A line counts if it contains the string "phoenicolasius"; say how many such lines there are, giving only the number.
·····
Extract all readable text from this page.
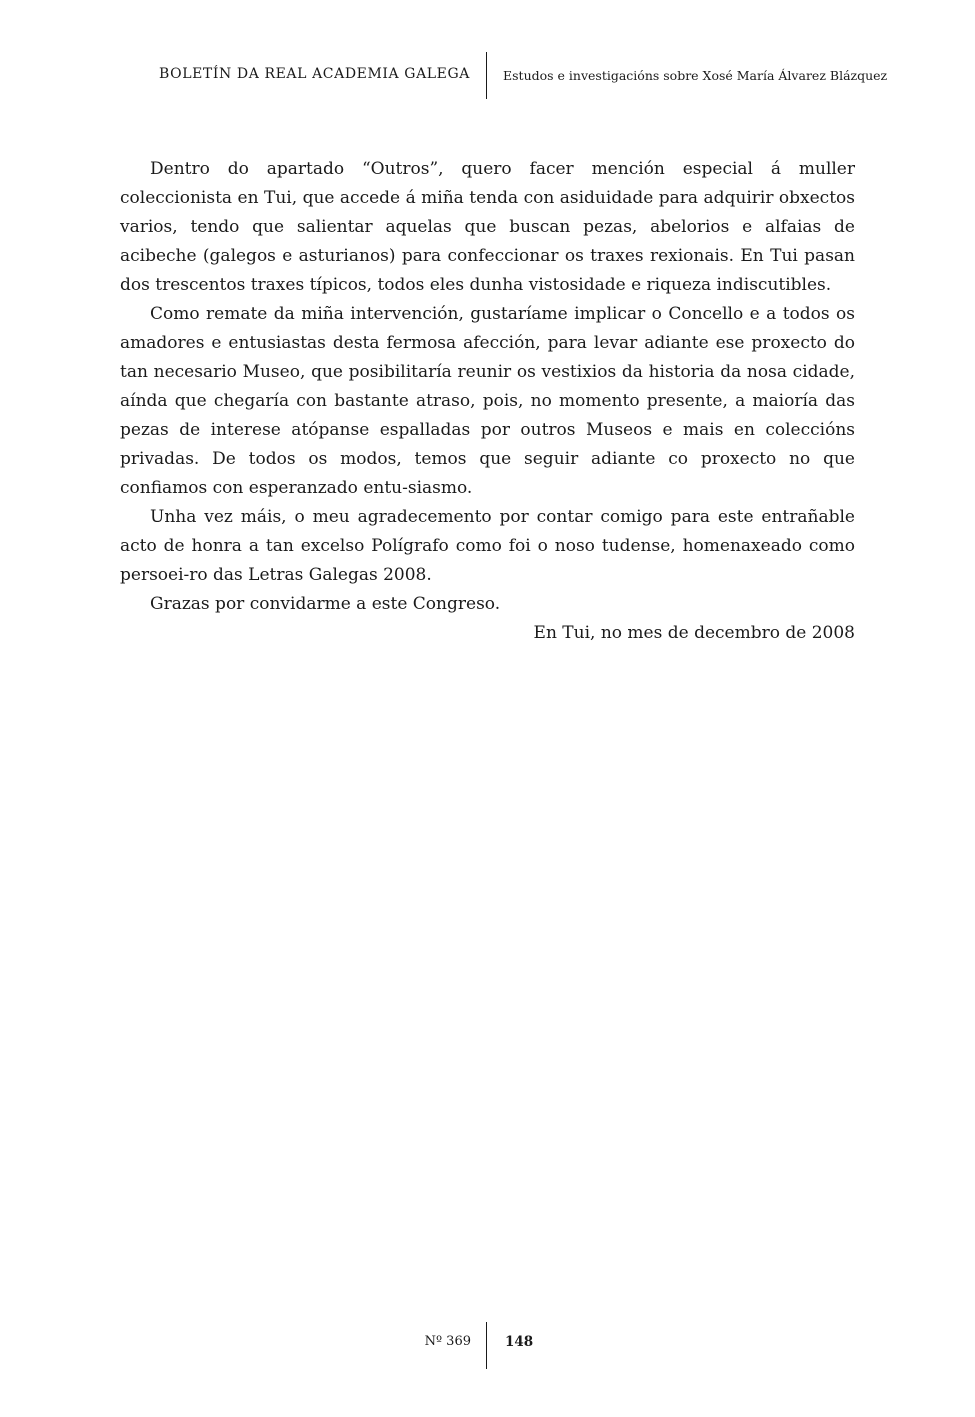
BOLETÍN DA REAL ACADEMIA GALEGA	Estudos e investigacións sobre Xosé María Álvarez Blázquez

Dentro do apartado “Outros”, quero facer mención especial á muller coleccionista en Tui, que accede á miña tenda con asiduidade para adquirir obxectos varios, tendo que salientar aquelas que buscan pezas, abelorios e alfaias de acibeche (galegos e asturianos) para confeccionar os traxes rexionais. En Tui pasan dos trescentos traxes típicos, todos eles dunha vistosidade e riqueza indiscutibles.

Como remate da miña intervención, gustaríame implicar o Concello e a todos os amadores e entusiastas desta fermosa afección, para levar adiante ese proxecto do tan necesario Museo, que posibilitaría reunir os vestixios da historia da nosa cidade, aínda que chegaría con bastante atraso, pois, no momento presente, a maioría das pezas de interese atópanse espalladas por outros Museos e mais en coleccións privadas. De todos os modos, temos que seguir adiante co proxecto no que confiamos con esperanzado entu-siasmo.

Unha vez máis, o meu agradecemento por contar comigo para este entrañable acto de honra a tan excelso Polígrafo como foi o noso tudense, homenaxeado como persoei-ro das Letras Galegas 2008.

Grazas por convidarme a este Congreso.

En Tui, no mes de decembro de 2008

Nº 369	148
·····
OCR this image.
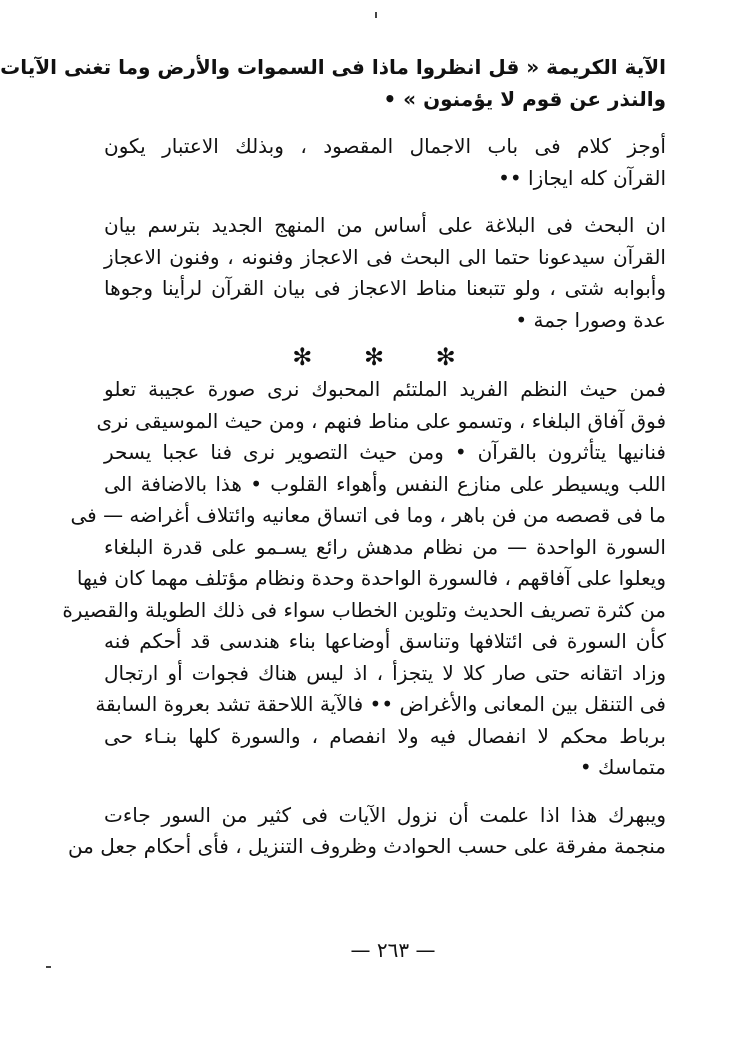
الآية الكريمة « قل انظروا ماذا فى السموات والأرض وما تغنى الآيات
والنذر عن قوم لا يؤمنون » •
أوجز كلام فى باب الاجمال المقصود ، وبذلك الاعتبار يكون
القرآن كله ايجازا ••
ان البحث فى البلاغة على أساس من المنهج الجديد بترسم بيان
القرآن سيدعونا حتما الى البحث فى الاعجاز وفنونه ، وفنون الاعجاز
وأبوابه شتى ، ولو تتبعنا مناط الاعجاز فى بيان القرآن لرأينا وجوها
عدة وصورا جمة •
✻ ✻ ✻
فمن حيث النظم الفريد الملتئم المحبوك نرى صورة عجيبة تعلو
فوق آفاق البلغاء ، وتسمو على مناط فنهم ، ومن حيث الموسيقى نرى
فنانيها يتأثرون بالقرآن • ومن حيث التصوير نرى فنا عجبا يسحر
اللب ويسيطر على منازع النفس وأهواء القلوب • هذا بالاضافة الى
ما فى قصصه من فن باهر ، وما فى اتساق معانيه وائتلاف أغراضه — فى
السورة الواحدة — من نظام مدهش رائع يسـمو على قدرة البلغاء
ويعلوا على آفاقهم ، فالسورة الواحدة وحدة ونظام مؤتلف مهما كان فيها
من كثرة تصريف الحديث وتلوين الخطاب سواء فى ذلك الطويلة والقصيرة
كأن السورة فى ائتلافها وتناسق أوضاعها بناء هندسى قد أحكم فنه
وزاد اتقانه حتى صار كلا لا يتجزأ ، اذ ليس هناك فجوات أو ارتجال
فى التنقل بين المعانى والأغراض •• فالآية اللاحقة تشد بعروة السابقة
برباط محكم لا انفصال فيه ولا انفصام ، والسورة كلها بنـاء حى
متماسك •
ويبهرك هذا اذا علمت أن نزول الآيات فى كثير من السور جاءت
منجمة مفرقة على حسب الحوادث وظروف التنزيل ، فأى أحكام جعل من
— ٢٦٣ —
·····
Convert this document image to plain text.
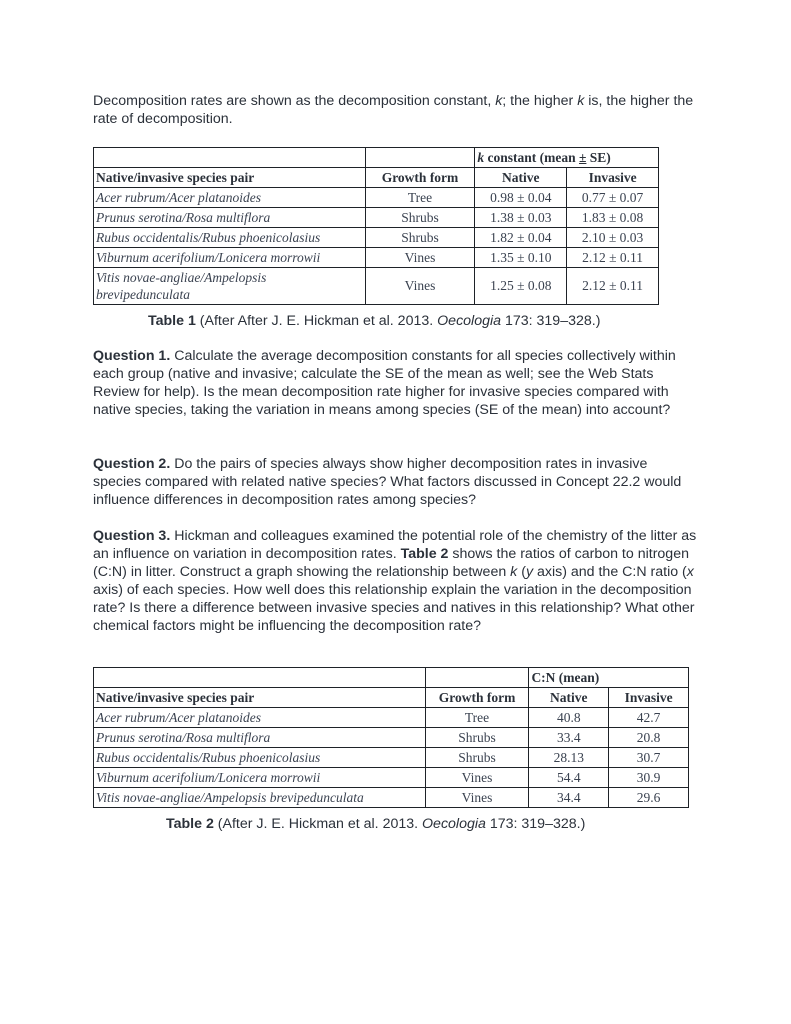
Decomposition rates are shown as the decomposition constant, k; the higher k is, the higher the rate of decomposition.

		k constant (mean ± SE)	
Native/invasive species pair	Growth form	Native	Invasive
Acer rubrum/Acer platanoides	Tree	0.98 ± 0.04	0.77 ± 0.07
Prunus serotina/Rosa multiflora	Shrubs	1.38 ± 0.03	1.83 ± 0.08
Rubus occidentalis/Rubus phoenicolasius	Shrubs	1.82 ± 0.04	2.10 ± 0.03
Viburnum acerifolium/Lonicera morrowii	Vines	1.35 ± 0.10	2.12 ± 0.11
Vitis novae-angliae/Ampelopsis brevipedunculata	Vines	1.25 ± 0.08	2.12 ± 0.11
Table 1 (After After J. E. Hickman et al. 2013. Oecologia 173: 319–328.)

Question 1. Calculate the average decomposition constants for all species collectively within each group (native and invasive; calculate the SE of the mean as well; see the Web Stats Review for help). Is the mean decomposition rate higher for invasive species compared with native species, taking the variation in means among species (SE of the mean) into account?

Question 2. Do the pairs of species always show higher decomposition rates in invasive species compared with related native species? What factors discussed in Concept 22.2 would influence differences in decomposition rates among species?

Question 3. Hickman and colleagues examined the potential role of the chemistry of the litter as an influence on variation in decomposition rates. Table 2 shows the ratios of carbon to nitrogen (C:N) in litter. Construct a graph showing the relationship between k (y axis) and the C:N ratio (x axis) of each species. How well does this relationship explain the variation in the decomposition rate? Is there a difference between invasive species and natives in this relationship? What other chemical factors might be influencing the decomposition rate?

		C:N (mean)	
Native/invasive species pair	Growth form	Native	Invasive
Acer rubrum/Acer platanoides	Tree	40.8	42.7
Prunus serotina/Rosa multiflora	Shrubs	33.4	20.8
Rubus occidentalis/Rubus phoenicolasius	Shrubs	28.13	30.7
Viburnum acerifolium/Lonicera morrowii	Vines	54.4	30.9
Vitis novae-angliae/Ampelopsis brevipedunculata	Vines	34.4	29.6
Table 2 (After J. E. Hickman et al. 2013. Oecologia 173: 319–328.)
·····
SOLUTION TO THIS PROBLEM | 2